- THE EXERCISE
In the listing below, count the lines containing the string "kids" and state only the number.

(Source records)
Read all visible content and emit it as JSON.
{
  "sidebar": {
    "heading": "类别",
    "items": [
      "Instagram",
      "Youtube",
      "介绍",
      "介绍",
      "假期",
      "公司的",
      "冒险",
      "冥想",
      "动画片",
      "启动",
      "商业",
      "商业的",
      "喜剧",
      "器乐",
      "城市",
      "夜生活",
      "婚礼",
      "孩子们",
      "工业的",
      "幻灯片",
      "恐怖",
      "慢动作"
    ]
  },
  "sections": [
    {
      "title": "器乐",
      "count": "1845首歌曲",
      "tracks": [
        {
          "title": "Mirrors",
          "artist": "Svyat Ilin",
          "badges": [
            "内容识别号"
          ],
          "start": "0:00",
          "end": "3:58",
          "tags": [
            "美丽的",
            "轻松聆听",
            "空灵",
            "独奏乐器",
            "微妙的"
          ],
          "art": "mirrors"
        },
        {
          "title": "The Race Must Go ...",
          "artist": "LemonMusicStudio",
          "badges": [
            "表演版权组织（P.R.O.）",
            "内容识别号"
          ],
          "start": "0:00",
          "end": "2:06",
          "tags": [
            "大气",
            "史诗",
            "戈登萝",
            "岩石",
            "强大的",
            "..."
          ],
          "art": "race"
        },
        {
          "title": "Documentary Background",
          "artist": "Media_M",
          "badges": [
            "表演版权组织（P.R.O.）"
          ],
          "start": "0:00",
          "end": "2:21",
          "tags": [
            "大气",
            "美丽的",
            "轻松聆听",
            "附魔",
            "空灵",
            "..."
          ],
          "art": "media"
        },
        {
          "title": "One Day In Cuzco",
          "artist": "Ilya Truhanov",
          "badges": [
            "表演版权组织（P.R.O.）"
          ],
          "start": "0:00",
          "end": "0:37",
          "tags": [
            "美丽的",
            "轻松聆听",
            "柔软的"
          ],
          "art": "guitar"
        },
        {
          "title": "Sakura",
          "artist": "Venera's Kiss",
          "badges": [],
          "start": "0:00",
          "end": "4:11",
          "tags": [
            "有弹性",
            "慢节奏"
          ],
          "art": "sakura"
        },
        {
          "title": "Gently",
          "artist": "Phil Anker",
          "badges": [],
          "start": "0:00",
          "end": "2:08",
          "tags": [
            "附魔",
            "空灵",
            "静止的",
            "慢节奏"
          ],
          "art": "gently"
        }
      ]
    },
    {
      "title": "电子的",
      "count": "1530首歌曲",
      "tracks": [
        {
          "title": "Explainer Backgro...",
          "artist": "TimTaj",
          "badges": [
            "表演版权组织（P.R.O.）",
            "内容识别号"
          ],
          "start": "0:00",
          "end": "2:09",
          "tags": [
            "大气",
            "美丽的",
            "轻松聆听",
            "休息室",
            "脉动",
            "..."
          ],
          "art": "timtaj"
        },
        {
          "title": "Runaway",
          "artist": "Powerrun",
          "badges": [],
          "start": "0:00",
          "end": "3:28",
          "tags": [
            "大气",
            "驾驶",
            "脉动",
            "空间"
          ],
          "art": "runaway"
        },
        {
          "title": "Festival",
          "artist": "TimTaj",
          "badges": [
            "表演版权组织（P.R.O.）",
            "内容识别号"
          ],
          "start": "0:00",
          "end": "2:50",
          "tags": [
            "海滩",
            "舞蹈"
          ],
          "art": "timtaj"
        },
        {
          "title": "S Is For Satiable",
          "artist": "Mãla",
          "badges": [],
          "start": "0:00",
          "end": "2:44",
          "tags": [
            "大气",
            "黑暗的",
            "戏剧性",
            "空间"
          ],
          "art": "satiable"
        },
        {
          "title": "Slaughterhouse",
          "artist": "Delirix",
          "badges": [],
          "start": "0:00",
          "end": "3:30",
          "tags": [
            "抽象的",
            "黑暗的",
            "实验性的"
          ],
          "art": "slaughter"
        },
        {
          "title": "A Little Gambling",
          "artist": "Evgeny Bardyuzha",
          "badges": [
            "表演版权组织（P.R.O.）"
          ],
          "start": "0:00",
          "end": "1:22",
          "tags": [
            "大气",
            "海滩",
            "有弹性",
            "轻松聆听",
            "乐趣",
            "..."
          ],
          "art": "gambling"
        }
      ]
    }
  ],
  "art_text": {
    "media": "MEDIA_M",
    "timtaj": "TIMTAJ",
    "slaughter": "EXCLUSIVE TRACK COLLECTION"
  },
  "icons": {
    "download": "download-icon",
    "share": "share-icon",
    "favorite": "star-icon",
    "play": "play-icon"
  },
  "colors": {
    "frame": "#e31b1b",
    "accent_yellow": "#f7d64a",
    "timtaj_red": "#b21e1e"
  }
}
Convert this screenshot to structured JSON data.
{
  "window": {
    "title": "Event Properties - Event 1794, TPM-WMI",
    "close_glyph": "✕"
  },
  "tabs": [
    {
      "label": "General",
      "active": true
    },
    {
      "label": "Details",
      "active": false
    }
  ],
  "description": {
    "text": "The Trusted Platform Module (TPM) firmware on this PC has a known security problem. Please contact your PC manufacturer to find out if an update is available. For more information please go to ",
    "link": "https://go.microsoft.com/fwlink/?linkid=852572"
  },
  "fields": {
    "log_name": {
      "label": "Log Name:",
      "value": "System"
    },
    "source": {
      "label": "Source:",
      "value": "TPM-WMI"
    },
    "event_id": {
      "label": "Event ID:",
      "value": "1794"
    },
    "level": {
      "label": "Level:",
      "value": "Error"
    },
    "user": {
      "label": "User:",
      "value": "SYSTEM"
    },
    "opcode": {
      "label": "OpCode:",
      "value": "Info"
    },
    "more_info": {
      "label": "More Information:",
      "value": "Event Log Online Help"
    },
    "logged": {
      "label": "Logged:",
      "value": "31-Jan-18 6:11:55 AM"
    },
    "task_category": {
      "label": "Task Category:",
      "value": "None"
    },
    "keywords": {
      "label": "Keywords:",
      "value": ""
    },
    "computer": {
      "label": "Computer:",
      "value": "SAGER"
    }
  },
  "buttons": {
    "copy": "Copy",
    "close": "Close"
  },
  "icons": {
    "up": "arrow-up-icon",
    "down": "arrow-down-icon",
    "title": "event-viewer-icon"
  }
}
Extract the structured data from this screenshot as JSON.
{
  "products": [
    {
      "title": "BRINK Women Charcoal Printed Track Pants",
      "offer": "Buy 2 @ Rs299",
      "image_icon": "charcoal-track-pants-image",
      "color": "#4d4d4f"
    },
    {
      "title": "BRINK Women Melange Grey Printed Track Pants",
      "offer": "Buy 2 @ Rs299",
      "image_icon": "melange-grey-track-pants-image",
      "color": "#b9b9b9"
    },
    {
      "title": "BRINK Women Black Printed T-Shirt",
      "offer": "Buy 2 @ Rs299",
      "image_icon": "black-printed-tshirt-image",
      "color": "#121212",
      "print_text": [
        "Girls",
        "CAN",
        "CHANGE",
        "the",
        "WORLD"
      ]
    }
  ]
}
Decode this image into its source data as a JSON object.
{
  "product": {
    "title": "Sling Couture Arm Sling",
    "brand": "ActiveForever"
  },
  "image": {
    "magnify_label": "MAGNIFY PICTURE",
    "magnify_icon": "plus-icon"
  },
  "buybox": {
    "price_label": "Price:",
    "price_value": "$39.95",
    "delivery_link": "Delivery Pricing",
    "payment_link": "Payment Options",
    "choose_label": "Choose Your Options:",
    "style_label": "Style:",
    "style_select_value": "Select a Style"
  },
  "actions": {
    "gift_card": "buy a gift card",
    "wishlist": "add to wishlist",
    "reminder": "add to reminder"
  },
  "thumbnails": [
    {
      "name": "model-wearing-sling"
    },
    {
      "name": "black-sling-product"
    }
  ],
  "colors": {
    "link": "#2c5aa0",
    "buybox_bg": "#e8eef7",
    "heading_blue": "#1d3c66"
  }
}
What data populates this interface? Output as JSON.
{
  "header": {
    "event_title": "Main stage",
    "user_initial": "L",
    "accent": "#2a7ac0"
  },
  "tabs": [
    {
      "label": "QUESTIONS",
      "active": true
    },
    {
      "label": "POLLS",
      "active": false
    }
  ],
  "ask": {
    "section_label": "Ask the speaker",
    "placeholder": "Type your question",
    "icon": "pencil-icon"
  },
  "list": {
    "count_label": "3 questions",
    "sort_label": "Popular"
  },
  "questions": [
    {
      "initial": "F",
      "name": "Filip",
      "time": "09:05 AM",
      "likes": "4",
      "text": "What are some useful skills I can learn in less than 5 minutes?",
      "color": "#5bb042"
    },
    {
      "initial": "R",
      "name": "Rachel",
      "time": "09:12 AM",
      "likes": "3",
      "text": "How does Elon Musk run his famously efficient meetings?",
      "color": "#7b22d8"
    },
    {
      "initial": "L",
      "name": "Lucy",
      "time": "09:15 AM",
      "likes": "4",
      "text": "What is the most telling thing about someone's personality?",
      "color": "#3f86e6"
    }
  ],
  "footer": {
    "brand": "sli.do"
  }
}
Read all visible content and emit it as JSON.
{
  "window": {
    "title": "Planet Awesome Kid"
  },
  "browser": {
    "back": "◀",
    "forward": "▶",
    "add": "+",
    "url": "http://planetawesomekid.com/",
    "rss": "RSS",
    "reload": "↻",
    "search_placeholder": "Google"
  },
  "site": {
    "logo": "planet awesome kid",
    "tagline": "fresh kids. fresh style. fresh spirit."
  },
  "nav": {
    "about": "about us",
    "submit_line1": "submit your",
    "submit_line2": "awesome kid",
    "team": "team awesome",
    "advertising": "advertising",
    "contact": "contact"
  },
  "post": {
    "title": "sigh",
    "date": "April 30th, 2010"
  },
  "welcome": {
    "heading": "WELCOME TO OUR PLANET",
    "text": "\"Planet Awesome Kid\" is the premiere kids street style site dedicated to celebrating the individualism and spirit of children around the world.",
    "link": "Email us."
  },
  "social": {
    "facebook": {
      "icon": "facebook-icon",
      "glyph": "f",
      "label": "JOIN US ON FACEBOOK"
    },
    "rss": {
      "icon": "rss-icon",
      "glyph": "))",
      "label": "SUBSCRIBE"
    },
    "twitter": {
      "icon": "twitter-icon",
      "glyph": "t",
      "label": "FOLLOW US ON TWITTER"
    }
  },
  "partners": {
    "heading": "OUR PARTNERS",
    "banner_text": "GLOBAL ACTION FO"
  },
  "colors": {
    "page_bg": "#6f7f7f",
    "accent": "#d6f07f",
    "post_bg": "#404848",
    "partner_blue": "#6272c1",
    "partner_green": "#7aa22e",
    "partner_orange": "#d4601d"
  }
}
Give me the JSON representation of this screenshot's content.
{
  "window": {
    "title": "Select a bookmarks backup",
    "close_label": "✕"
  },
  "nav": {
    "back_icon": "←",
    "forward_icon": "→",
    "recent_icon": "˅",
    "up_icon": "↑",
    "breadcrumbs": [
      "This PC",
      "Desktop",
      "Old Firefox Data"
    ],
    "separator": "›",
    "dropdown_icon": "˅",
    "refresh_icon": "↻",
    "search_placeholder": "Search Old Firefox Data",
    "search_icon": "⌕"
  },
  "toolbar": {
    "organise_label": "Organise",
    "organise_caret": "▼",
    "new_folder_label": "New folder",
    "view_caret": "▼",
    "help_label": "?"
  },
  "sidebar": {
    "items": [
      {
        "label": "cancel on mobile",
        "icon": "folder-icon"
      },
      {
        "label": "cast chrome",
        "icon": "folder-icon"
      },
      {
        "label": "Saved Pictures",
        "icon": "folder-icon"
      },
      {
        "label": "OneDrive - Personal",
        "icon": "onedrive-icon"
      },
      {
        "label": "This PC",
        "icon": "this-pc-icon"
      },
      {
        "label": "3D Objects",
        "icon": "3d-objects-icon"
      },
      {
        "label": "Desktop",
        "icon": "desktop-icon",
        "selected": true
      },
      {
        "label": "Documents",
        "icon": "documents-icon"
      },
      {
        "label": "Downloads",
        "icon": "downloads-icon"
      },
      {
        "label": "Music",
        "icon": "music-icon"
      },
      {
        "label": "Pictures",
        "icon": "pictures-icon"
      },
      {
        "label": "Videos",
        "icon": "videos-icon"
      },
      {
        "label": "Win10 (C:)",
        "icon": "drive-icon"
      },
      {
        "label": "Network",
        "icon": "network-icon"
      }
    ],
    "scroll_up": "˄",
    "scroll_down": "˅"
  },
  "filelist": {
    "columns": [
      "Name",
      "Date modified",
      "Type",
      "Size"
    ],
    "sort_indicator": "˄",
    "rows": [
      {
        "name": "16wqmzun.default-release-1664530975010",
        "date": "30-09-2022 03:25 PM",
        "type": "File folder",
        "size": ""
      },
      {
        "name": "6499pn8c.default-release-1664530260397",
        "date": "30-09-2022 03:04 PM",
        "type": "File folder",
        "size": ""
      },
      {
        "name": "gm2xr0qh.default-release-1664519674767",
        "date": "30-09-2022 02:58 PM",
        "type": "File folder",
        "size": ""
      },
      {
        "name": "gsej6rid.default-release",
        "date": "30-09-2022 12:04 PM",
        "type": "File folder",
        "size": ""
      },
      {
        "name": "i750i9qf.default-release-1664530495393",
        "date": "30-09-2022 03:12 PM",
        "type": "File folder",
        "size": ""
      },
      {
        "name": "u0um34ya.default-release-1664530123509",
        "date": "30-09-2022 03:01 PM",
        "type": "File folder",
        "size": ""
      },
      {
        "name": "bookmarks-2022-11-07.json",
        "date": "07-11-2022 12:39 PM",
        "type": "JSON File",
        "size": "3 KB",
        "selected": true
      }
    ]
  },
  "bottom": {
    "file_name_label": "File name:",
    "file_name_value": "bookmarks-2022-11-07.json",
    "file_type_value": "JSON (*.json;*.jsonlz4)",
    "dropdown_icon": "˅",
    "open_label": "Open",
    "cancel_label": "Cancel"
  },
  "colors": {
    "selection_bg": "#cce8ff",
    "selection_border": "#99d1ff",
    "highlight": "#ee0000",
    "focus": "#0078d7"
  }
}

- RESPONSE
2